[Items from a data source]
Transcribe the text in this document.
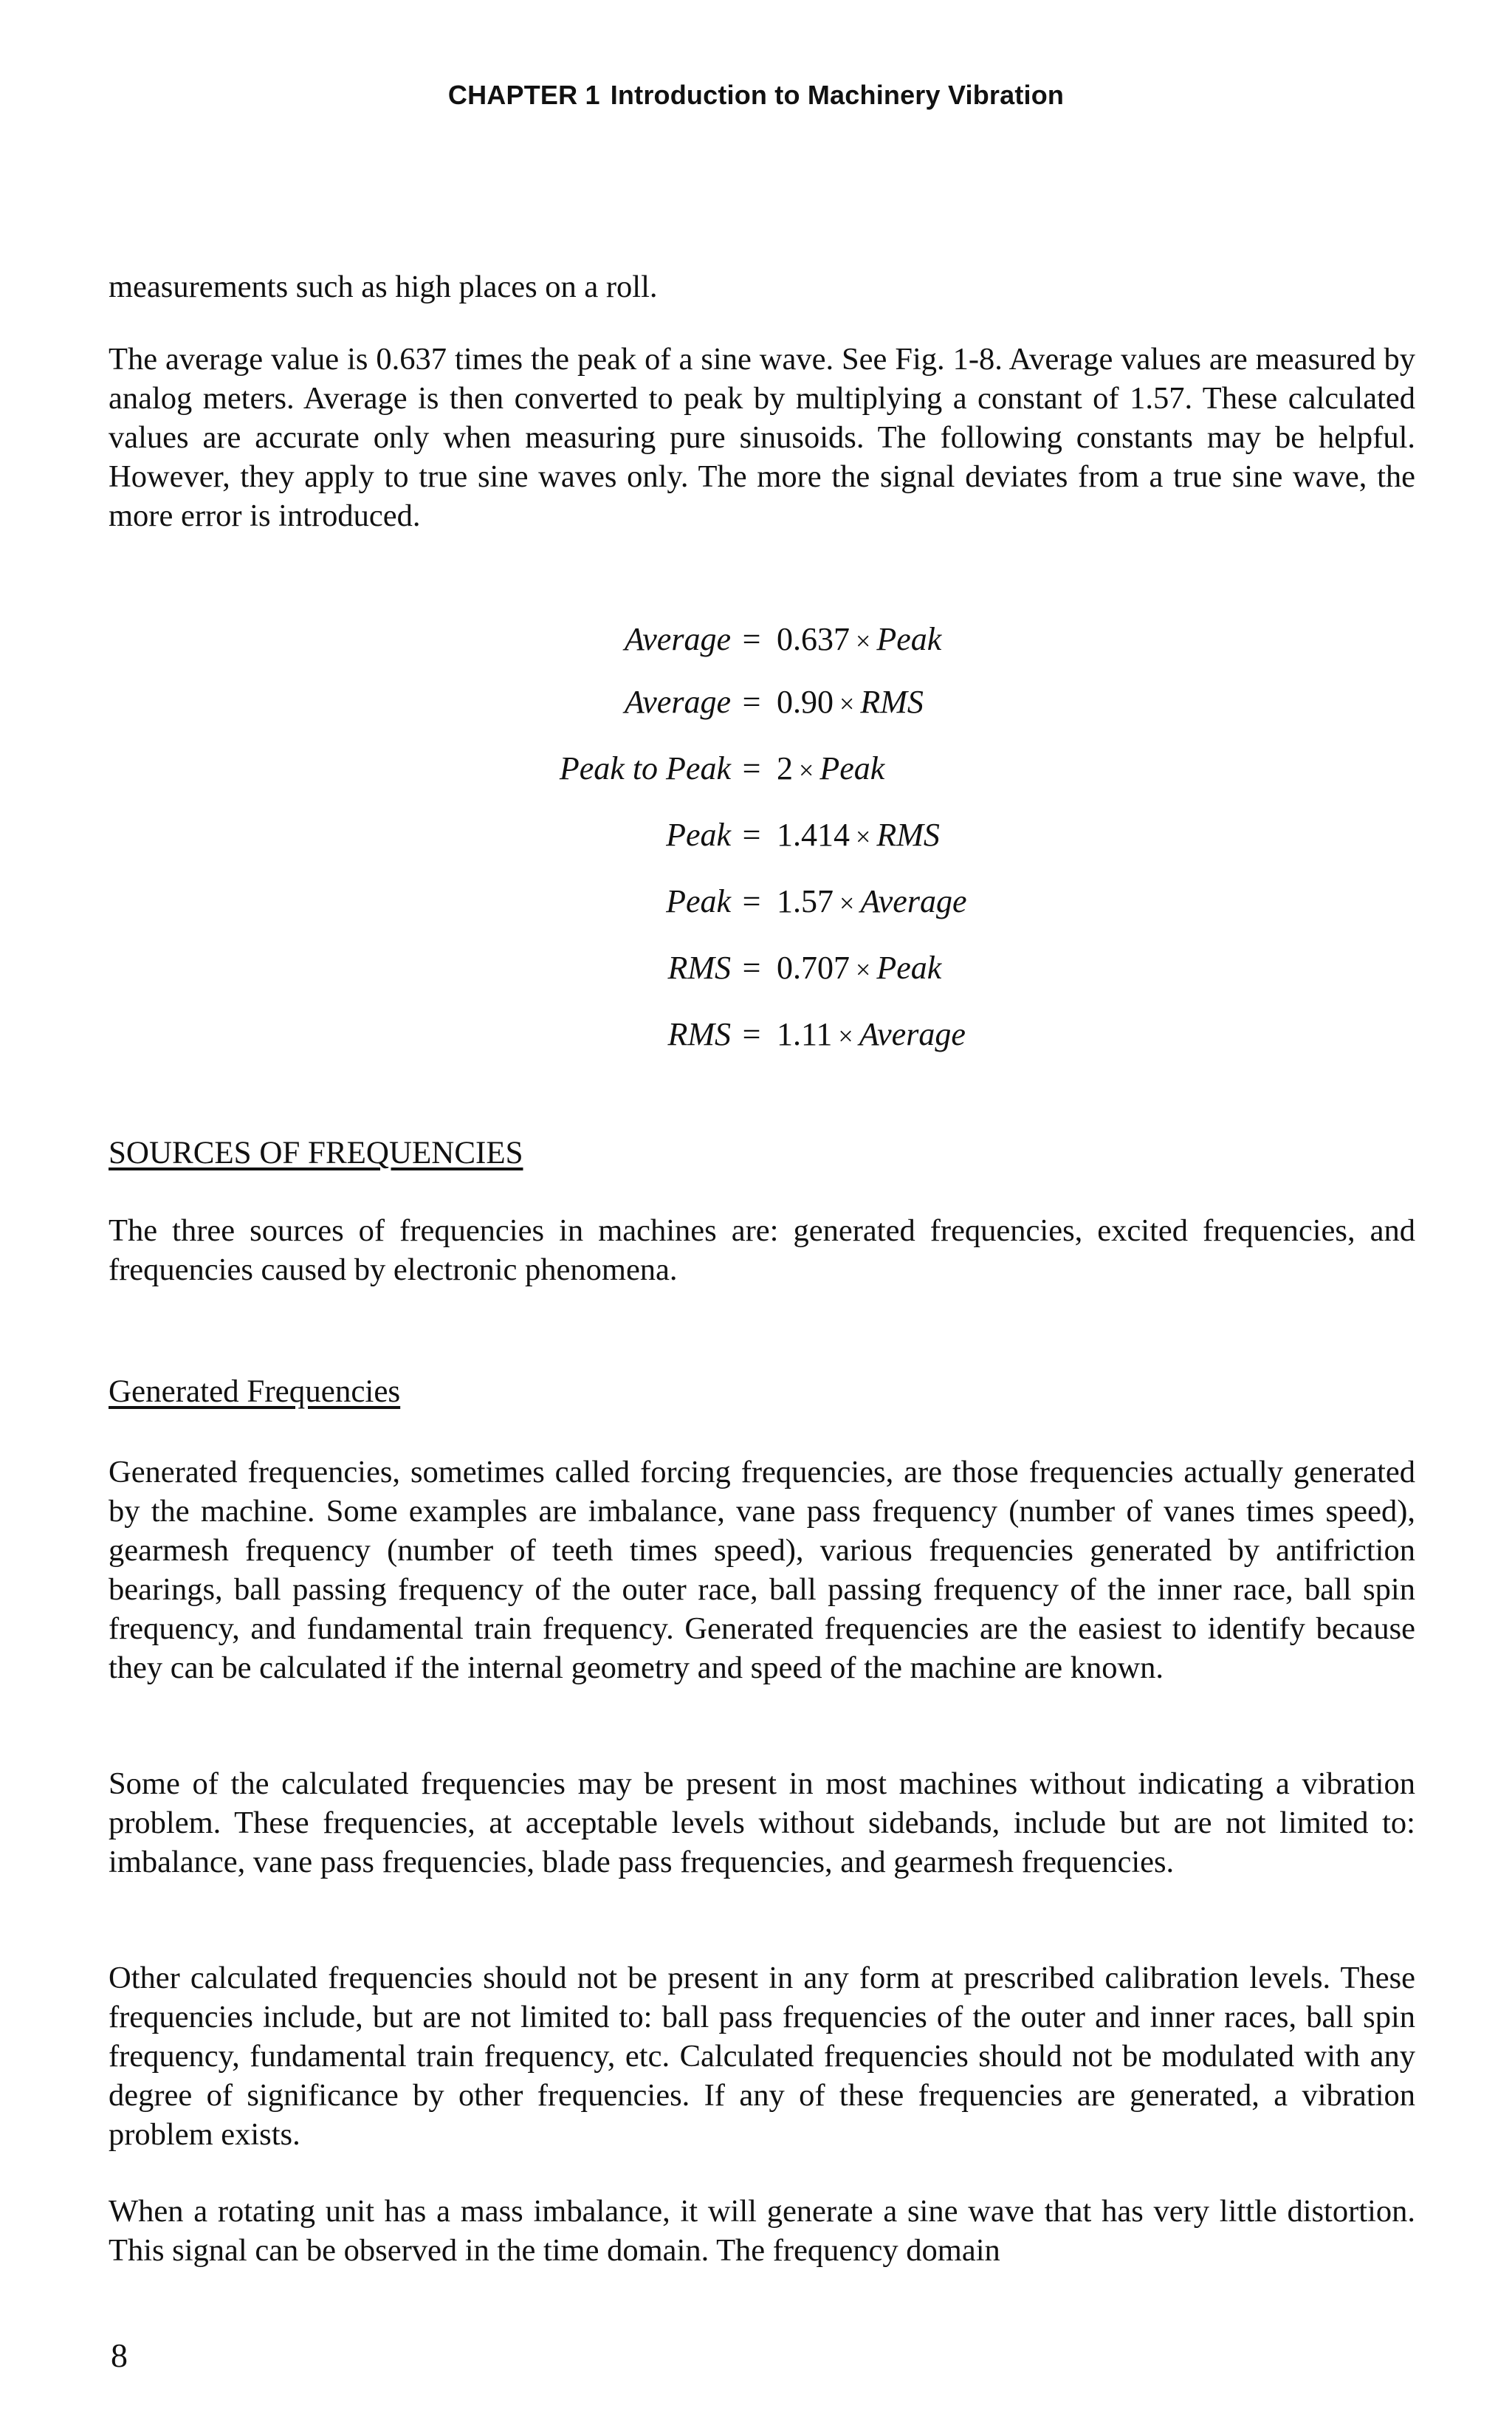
CHAPTER 1 Introduction to Machinery Vibration

measurements such as high places on a roll.

The average value is 0.637 times the peak of a sine wave. See Fig. 1-8. Average values are measured by analog meters. Average is then converted to peak by multiplying a constant of 1.57. These calculated values are accurate only when measuring pure sinusoids. The following constants may be helpful. However, they apply to true sine waves only. The more the signal deviates from a true sine wave, the more error is introduced.

Average = 0.637 × Peak
Average = 0.90 × RMS
Peak to Peak = 2 × Peak
Peak = 1.414 × RMS
Peak = 1.57 × Average
RMS = 0.707 × Peak
RMS = 1.11 × Average
SOURCES OF FREQUENCIES

The three sources of frequencies in machines are: generated frequencies, excited frequencies, and frequencies caused by electronic phenomena.

Generated Frequencies

Generated frequencies, sometimes called forcing frequencies, are those frequencies actually generated by the machine. Some examples are imbalance, vane pass frequency (number of vanes times speed), gearmesh frequency (number of teeth times speed), various frequencies generated by antifriction bearings, ball passing frequency of the outer race, ball passing frequency of the inner race, ball spin frequency, and fundamental train frequency. Generated frequencies are the easiest to identify because they can be calculated if the internal geometry and speed of the machine are known.

Some of the calculated frequencies may be present in most machines without indicating a vibration problem. These frequencies, at acceptable levels without sidebands, include but are not limited to: imbalance, vane pass frequencies, blade pass frequencies, and gearmesh frequencies.

Other calculated frequencies should not be present in any form at prescribed calibration levels. These frequencies include, but are not limited to: ball pass frequencies of the outer and inner races, ball spin frequency, fundamental train frequency, etc. Calculated frequencies should not be modulated with any degree of significance by other frequencies. If any of these frequencies are generated, a vibration problem exists.

When a rotating unit has a mass imbalance, it will generate a sine wave that has very little distortion. This signal can be observed in the time domain. The frequency domain

8
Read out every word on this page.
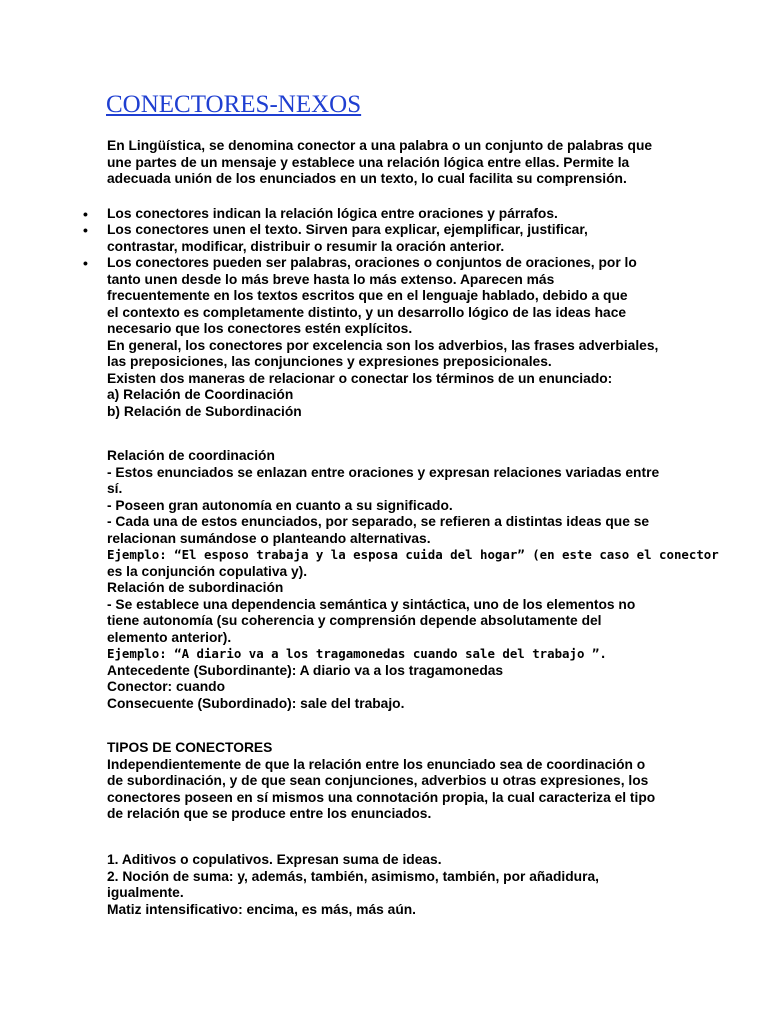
CONECTORES-NEXOS
En Lingüística, se denomina conector a una palabra o un conjunto de palabras que
une partes de un mensaje y establece una relación lógica entre ellas. Permite la
adecuada unión de los enunciados en un texto, lo cual facilita su comprensión.
• Los conectores indican la relación lógica entre oraciones y párrafos.
• Los conectores unen el texto. Sirven para explicar, ejemplificar, justificar,
contrastar, modificar, distribuir o resumir la oración anterior.
• Los conectores pueden ser palabras, oraciones o conjuntos de oraciones, por lo
tanto unen desde lo más breve hasta lo más extenso. Aparecen más
frecuentemente en los textos escritos que en el lenguaje hablado, debido a que
el contexto es completamente distinto, y un desarrollo lógico de las ideas hace
necesario que los conectores estén explícitos.
En general, los conectores por excelencia son los adverbios, las frases adverbiales,
las preposiciones, las conjunciones y expresiones preposicionales.
Existen dos maneras de relacionar o conectar los términos de un enunciado:
a) Relación de Coordinación
b) Relación de Subordinación
Relación de coordinación
- Estos enunciados se enlazan entre oraciones y expresan relaciones variadas entre
sí.
- Poseen gran autonomía en cuanto a su significado.
- Cada una de estos enunciados, por separado, se refieren a distintas ideas que se
relacionan sumándose o planteando alternativas.
Ejemplo: “El esposo trabaja y la esposa cuida del hogar” (en este caso el conector
es la conjunción copulativa y).
Relación de subordinación
- Se establece una dependencia semántica y sintáctica, uno de los elementos no
tiene autonomía (su coherencia y comprensión depende absolutamente del
elemento anterior).
Ejemplo: “A diario va a los tragamonedas cuando sale del trabajo ”.
Antecedente (Subordinante): A diario va a los tragamonedas
Conector: cuando
Consecuente (Subordinado): sale del trabajo.
TIPOS DE CONECTORES
Independientemente de que la relación entre los enunciado sea de coordinación o
de subordinación, y de que sean conjunciones, adverbios u otras expresiones, los
conectores poseen en sí mismos una connotación propia, la cual caracteriza el tipo
de relación que se produce entre los enunciados.
1. Aditivos o copulativos. Expresan suma de ideas.
2. Noción de suma: y, además, también, asimismo, también, por añadidura,
igualmente.
Matiz intensificativo: encima, es más, más aún.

WORK INSTRUCTIONS:
Copy out each line word for word, please, skipping the images.

RESPONSE TO THIS EXERCISE:
Transcribe the text in this document.
CHAPTER 1 Introduction to Machinery Vibration

measurements such as high places on a roll.

The average value is 0.637 times the peak of a sine wave. See Fig. 1-8. Average values are measured by analog meters. Average is then converted to peak by multiplying a constant of 1.57. These calculated values are accurate only when measuring pure sinusoids. The following constants may be helpful. However, they apply to true sine waves only. The more the signal deviates from a true sine wave, the more error is introduced.

Average = 0.637 × Peak
Average = 0.90 × RMS
Peak to Peak = 2 × Peak
Peak = 1.414 × RMS
Peak = 1.57 × Average
RMS = 0.707 × Peak
RMS = 1.11 × Average
SOURCES OF FREQUENCIES

The three sources of frequencies in machines are: generated frequencies, excited frequencies, and frequencies caused by electronic phenomena.

Generated Frequencies

Generated frequencies, sometimes called forcing frequencies, are those frequencies actually generated by the machine. Some examples are imbalance, vane pass frequency (number of vanes times speed), gearmesh frequency (number of teeth times speed), various frequencies generated by antifriction bearings, ball passing frequency of the outer race, ball passing frequency of the inner race, ball spin frequency, and fundamental train frequency. Generated frequencies are the easiest to identify because they can be calculated if the internal geometry and speed of the machine are known.

Some of the calculated frequencies may be present in most machines without indicating a vibration problem. These frequencies, at acceptable levels without sidebands, include but are not limited to: imbalance, vane pass frequencies, blade pass frequencies, and gearmesh frequencies.

Other calculated frequencies should not be present in any form at prescribed calibration levels. These frequencies include, but are not limited to: ball pass frequencies of the outer and inner races, ball spin frequency, fundamental train frequency, etc. Calculated frequencies should not be modulated with any degree of significance by other frequencies. If any of these frequencies are generated, a vibration problem exists.

When a rotating unit has a mass imbalance, it will generate a sine wave that has very little distortion. This signal can be observed in the time domain. The frequency domain

8
Read out every word on this page.
CONECTORES-NEXOS
En Lingüística, se denomina conector a una palabra o un conjunto de palabras que
une partes de un mensaje y establece una relación lógica entre ellas. Permite la
adecuada unión de los enunciados en un texto, lo cual facilita su comprensión.
• Los conectores indican la relación lógica entre oraciones y párrafos.
• Los conectores unen el texto. Sirven para explicar, ejemplificar, justificar,
contrastar, modificar, distribuir o resumir la oración anterior.
• Los conectores pueden ser palabras, oraciones o conjuntos de oraciones, por lo
tanto unen desde lo más breve hasta lo más extenso. Aparecen más
frecuentemente en los textos escritos que en el lenguaje hablado, debido a que
el contexto es completamente distinto, y un desarrollo lógico de las ideas hace
necesario que los conectores estén explícitos.
En general, los conectores por excelencia son los adverbios, las frases adverbiales,
las preposiciones, las conjunciones y expresiones preposicionales.
Existen dos maneras de relacionar o conectar los términos de un enunciado:
a) Relación de Coordinación
b) Relación de Subordinación
Relación de coordinación
- Estos enunciados se enlazan entre oraciones y expresan relaciones variadas entre
sí.
- Poseen gran autonomía en cuanto a su significado.
- Cada una de estos enunciados, por separado, se refieren a distintas ideas que se
relacionan sumándose o planteando alternativas.
Ejemplo: “El esposo trabaja y la esposa cuida del hogar” (en este caso el conector
es la conjunción copulativa y).
Relación de subordinación
- Se establece una dependencia semántica y sintáctica, uno de los elementos no
tiene autonomía (su coherencia y comprensión depende absolutamente del
elemento anterior).
Ejemplo: “A diario va a los tragamonedas cuando sale del trabajo ”.
Antecedente (Subordinante): A diario va a los tragamonedas
Conector: cuando
Consecuente (Subordinado): sale del trabajo.
TIPOS DE CONECTORES
Independientemente de que la relación entre los enunciado sea de coordinación o
de subordinación, y de que sean conjunciones, adverbios u otras expresiones, los
conectores poseen en sí mismos una connotación propia, la cual caracteriza el tipo
de relación que se produce entre los enunciados.
1. Aditivos o copulativos. Expresan suma de ideas.
2. Noción de suma: y, además, también, asimismo, también, por añadidura,
igualmente.
Matiz intensificativo: encima, es más, más aún.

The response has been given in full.